Stored records start

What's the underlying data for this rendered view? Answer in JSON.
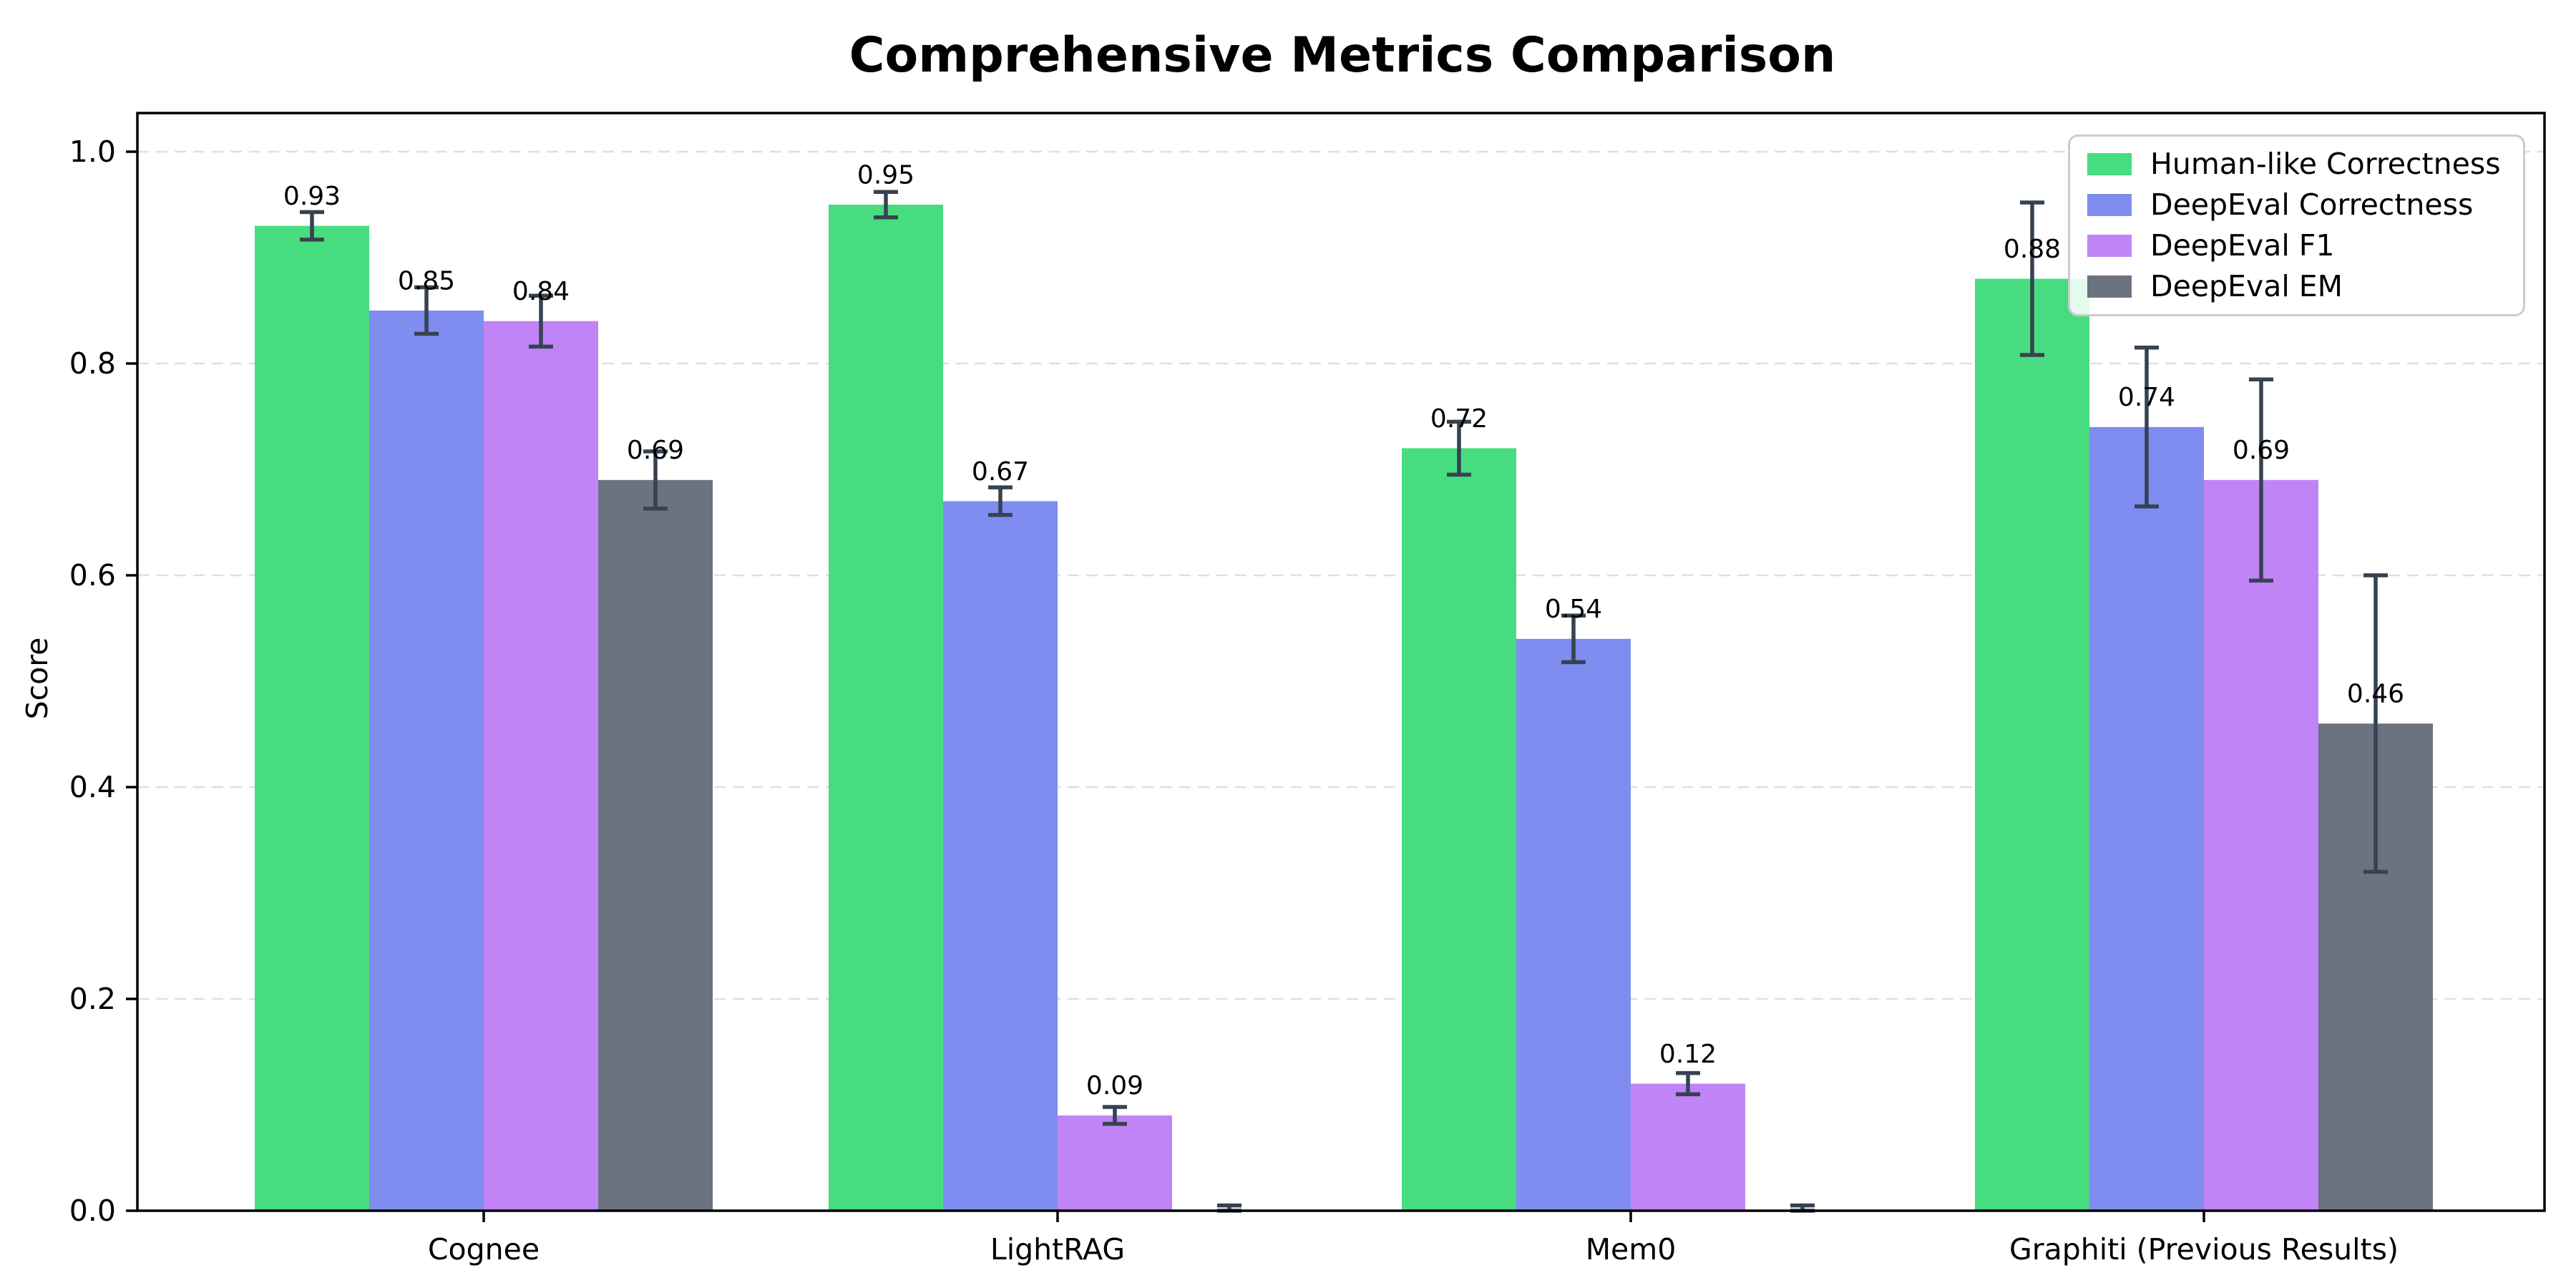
{
  "chart_data": {
    "type": "bar",
    "title": "Comprehensive Metrics Comparison",
    "ylabel": "Score",
    "xlabel": "",
    "categories": [
      "Cognee",
      "LightRAG",
      "Mem0",
      "Graphiti (Previous Results)"
    ],
    "series": [
      {
        "name": "Human-like Correctness",
        "color": "#48dc80",
        "values": [
          0.93,
          0.95,
          0.72,
          0.88
        ],
        "errors": [
          0.013,
          0.012,
          0.025,
          0.072
        ]
      },
      {
        "name": "DeepEval Correctness",
        "color": "#7f8cf0",
        "values": [
          0.85,
          0.67,
          0.54,
          0.74
        ],
        "errors": [
          0.022,
          0.013,
          0.022,
          0.075
        ]
      },
      {
        "name": "DeepEval F1",
        "color": "#c084f6",
        "values": [
          0.84,
          0.09,
          0.12,
          0.69
        ],
        "errors": [
          0.024,
          0.008,
          0.01,
          0.095
        ]
      },
      {
        "name": "DeepEval EM",
        "color": "#6b7280",
        "values": [
          0.69,
          0.0,
          0.0,
          0.46
        ],
        "errors": [
          0.027,
          0.005,
          0.005,
          0.14
        ]
      }
    ],
    "value_labels": [
      [
        "0.93",
        "0.95",
        "0.72",
        "0.88"
      ],
      [
        "0.85",
        "0.67",
        "0.54",
        "0.74"
      ],
      [
        "0.84",
        "0.09",
        "0.12",
        "0.69"
      ],
      [
        "0.69",
        "",
        "",
        "0.46"
      ]
    ],
    "y_ticks": [
      "0.0",
      "0.2",
      "0.4",
      "0.6",
      "0.8",
      "1.0"
    ],
    "ylim": [
      0.0,
      1.04
    ],
    "grid": {
      "visible": true,
      "axis": "y",
      "style": "dashed",
      "color": "#e0e0e0"
    },
    "error_bar_color": "#364251",
    "axis_color": "#000000",
    "text_color": "#000000",
    "legend": {
      "position": "upper right",
      "labels": [
        "Human-like Correctness",
        "DeepEval Correctness",
        "DeepEval F1",
        "DeepEval EM"
      ]
    }
  }
}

Stored records end

* [Task]
Working from the listing above, pick out every line that has "DeepEval" and copy it.

* [Solved exercise]
        "name": "DeepEval Correctness",
        "name": "DeepEval F1",
        "name": "DeepEval EM",
        "DeepEval Correctness",
        "DeepEval F1",
        "DeepEval EM"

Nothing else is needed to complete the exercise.